◆ **TASK PROMPT**
In the material, swap "y-tick-label" for "axis-value-label" from the line with "hour-tick-label: 12 xyxy=(156,523,172,538)" up to and including the line with "hour-tick-label: 00 xyxy=(1173,236,1189,251)". Give only those lines again, with everything else left unchanged.

◆ **TASK INPUTS**

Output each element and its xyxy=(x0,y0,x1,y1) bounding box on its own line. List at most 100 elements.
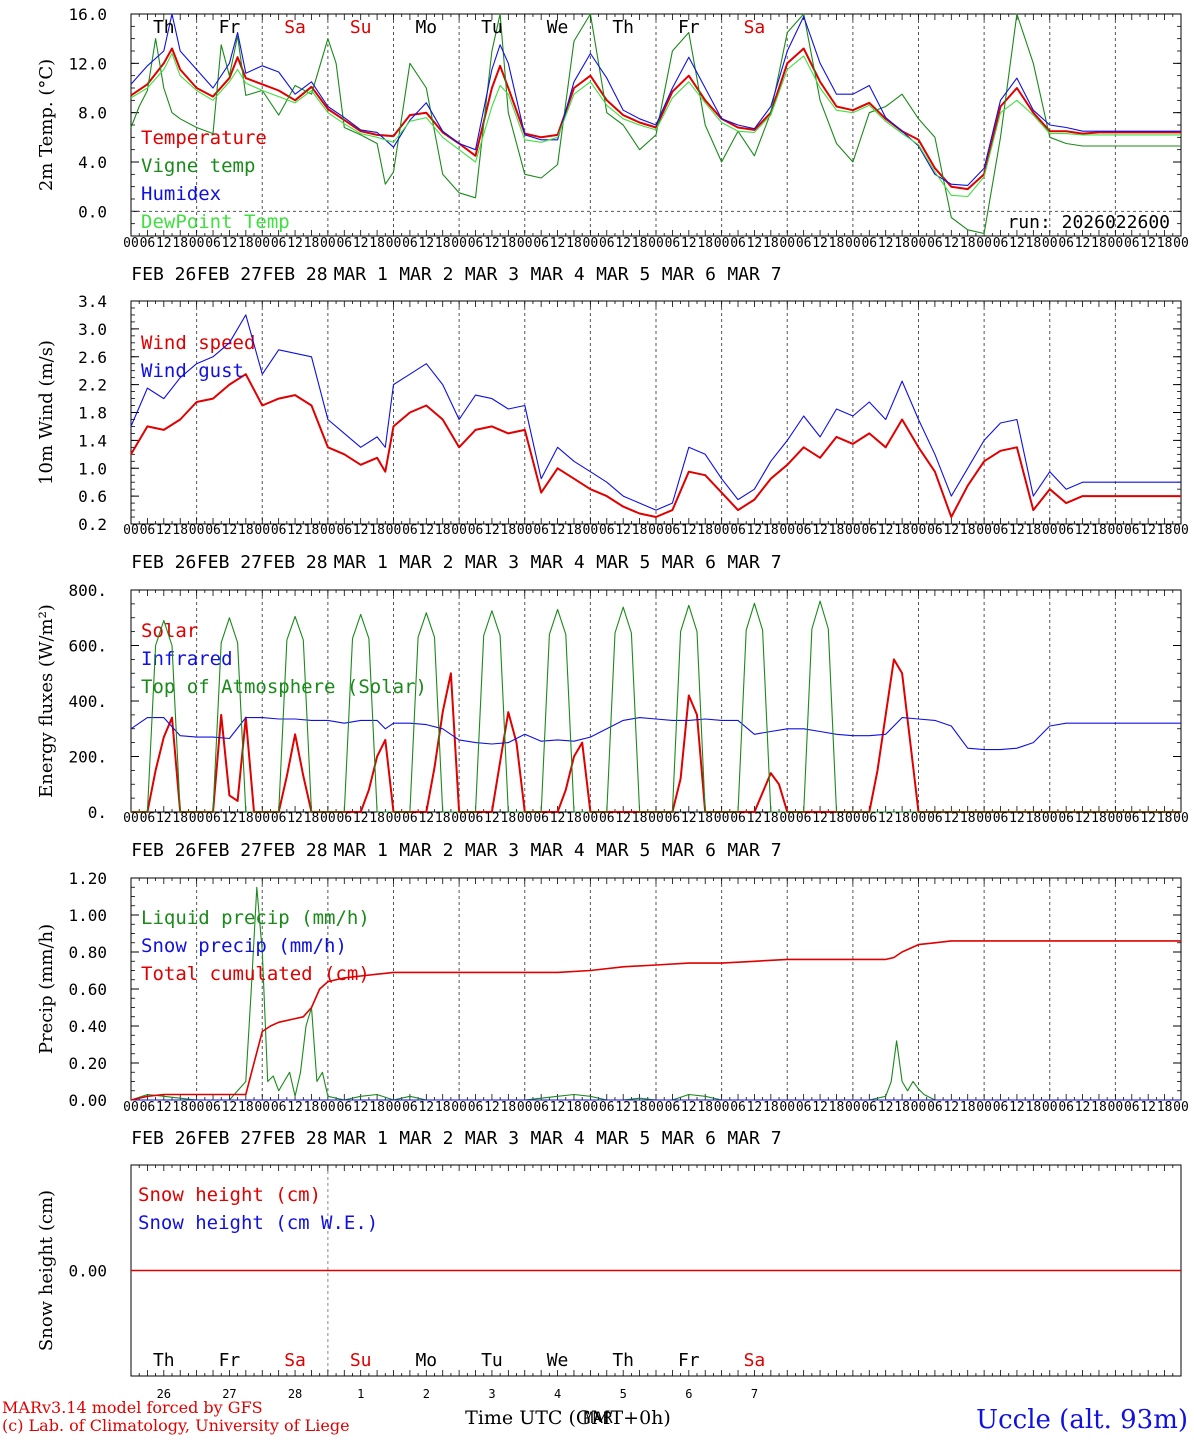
hour-tick-label: 12 xyxy=(156,523,172,538)
hour-tick-label: 12 xyxy=(878,236,894,251)
hour-tick-label: 18 xyxy=(1157,236,1173,251)
day-number-label: 6 xyxy=(685,1387,692,1401)
hour-tick-label: 00 xyxy=(123,523,139,538)
hour-tick-label: 06 xyxy=(599,236,615,251)
hour-tick-label: 06 xyxy=(533,523,549,538)
hour-tick-label: 00 xyxy=(517,523,533,538)
date-label: MAR 4 xyxy=(530,1128,584,1149)
footer-credits: MARv3.14 model forced by GFS (c) Lab. of… xyxy=(2,1399,350,1435)
hour-tick-label: 06 xyxy=(861,811,877,826)
hour-tick-label: 18 xyxy=(369,811,385,826)
date-label: MAR 7 xyxy=(727,1128,781,1149)
hour-tick-label: 00 xyxy=(451,1100,467,1115)
hour-tick-label: 06 xyxy=(533,811,549,826)
y-tick-label: 800. xyxy=(68,581,107,600)
hour-tick-label: 18 xyxy=(632,523,648,538)
hour-tick-label: 06 xyxy=(402,523,418,538)
hour-tick-label: 12 xyxy=(812,523,828,538)
hour-tick-label: 18 xyxy=(369,1100,385,1115)
y-tick-label: 0. xyxy=(88,803,107,822)
hour-tick-label: 18 xyxy=(435,1100,451,1115)
hour-tick-label: 00 xyxy=(1173,236,1189,251)
date-label: MAR 4 xyxy=(530,840,584,861)
hour-tick-label: 06 xyxy=(796,1100,812,1115)
hour-tick-label: 00 xyxy=(648,1100,664,1115)
hour-tick-label: 00 xyxy=(845,523,861,538)
date-label: MAR 7 xyxy=(727,552,781,573)
day-of-week-label: Sa xyxy=(284,1350,306,1371)
run-label: run: 2026022600 xyxy=(1007,212,1170,233)
hour-tick-label: 18 xyxy=(238,811,254,826)
hour-tick-label: 12 xyxy=(418,236,434,251)
hour-tick-label: 06 xyxy=(140,811,156,826)
hour-tick-label: 12 xyxy=(943,523,959,538)
hour-tick-label: 00 xyxy=(320,236,336,251)
date-label: MAR 4 xyxy=(530,264,584,285)
hour-tick-label: 06 xyxy=(730,523,746,538)
hour-tick-label: 06 xyxy=(1058,236,1074,251)
hour-tick-label: 06 xyxy=(205,236,221,251)
hour-tick-label: 12 xyxy=(747,811,763,826)
hour-tick-label: 06 xyxy=(1124,523,1140,538)
hour-tick-label: 06 xyxy=(271,811,287,826)
hour-tick-label: 18 xyxy=(763,523,779,538)
hour-tick-label: 12 xyxy=(812,811,828,826)
hour-tick-label: 00 xyxy=(976,1100,992,1115)
y-tick-label: 3.0 xyxy=(78,320,107,339)
panel-5: 0.00 Snow height (cm) Snow height (cm) Snow… xyxy=(36,1164,1188,1435)
day-number-label: 5 xyxy=(620,1387,627,1401)
y-tick-label: 0.20 xyxy=(68,1054,107,1073)
hour-tick-label: 00 xyxy=(451,811,467,826)
hour-tick-label: 18 xyxy=(1157,523,1173,538)
date-label: MAR 4 xyxy=(530,552,584,573)
hour-tick-label: 12 xyxy=(353,1100,369,1115)
hour-tick-label: 00 xyxy=(254,523,270,538)
hour-tick-label: 00 xyxy=(517,811,533,826)
hour-tick-label: 00 xyxy=(583,1100,599,1115)
hour-tick-label: 00 xyxy=(254,236,270,251)
footer-line-model: MARv3.14 model forced by GFS xyxy=(2,1398,263,1417)
hour-tick-label: 06 xyxy=(533,236,549,251)
y-tick-label: 2.6 xyxy=(78,348,107,367)
hour-tick-label: 00 xyxy=(189,1100,205,1115)
hour-tick-label: 18 xyxy=(829,523,845,538)
hour-tick-label: 00 xyxy=(583,236,599,251)
hour-tick-label: 06 xyxy=(1058,1100,1074,1115)
hour-tick-label: 06 xyxy=(205,811,221,826)
hour-tick-label: 12 xyxy=(418,811,434,826)
y-tick-label: 0.0 xyxy=(78,202,107,221)
hour-tick-label: 06 xyxy=(468,236,484,251)
day-of-week-label: Sa xyxy=(744,17,766,38)
legend-entry: Liquid precip (mm/h) xyxy=(141,907,370,929)
hour-tick-label: 18 xyxy=(172,1100,188,1115)
hour-tick-label: 12 xyxy=(287,236,303,251)
series-line-2 xyxy=(130,13,1181,186)
hour-tick-label: 18 xyxy=(960,523,976,538)
day-of-week-label: Fr xyxy=(678,1350,700,1371)
hour-tick-label: 18 xyxy=(1091,236,1107,251)
hour-tick-label: 12 xyxy=(484,523,500,538)
hour-tick-label: 12 xyxy=(615,236,631,251)
day-of-week-label: Sa xyxy=(284,17,306,38)
date-label: FEB 27 xyxy=(197,840,262,861)
legend-entry: Top of Atmosphere (Solar) xyxy=(141,676,427,698)
hour-tick-label: 12 xyxy=(681,236,697,251)
day-of-week-label: Su xyxy=(350,1350,372,1371)
hour-tick-label: 00 xyxy=(648,811,664,826)
day-number-label: 7 xyxy=(751,1387,758,1401)
y-tick-label: 0.00 xyxy=(68,1262,107,1281)
hour-tick-label: 06 xyxy=(993,236,1009,251)
date-label: MAR 2 xyxy=(399,264,453,285)
hour-tick-label: 12 xyxy=(1009,236,1025,251)
day-number-label: 26 xyxy=(157,1387,171,1401)
hour-tick-label: 12 xyxy=(615,1100,631,1115)
date-label: MAR 1 xyxy=(334,264,388,285)
hour-tick-label: 18 xyxy=(566,236,582,251)
hour-tick-label: 18 xyxy=(1091,811,1107,826)
series-line-1 xyxy=(130,314,1181,511)
hour-tick-label: 00 xyxy=(189,523,205,538)
hour-tick-label: 12 xyxy=(615,523,631,538)
y-tick-label: 400. xyxy=(68,692,107,711)
hour-tick-label: 12 xyxy=(287,523,303,538)
series-line-0 xyxy=(130,373,1181,518)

◆ **OUTPUT OF THE TASK**
hour-tick-label: 12 xyxy=(156,523,172,538)
hour-tick-label: 12 xyxy=(878,236,894,251)
hour-tick-label: 18 xyxy=(1157,236,1173,251)
day-number-label: 6 xyxy=(685,1387,692,1401)
hour-tick-label: 00 xyxy=(123,523,139,538)
hour-tick-label: 06 xyxy=(599,236,615,251)
hour-tick-label: 06 xyxy=(533,523,549,538)
hour-tick-label: 00 xyxy=(517,523,533,538)
date-label: MAR 4 xyxy=(530,1128,584,1149)
footer-credits: MARv3.14 model forced by GFS (c) Lab. of… xyxy=(2,1399,350,1435)
hour-tick-label: 06 xyxy=(861,811,877,826)
hour-tick-label: 18 xyxy=(369,811,385,826)
date-label: MAR 7 xyxy=(727,1128,781,1149)
hour-tick-label: 00 xyxy=(451,1100,467,1115)
hour-tick-label: 06 xyxy=(533,811,549,826)
axis-value-label: 800. xyxy=(68,581,107,600)
hour-tick-label: 18 xyxy=(632,523,648,538)
hour-tick-label: 06 xyxy=(402,523,418,538)
hour-tick-label: 12 xyxy=(812,523,828,538)
hour-tick-label: 18 xyxy=(369,1100,385,1115)
axis-value-label: 0. xyxy=(88,803,107,822)
hour-tick-label: 18 xyxy=(435,1100,451,1115)
hour-tick-label: 00 xyxy=(1173,236,1189,251)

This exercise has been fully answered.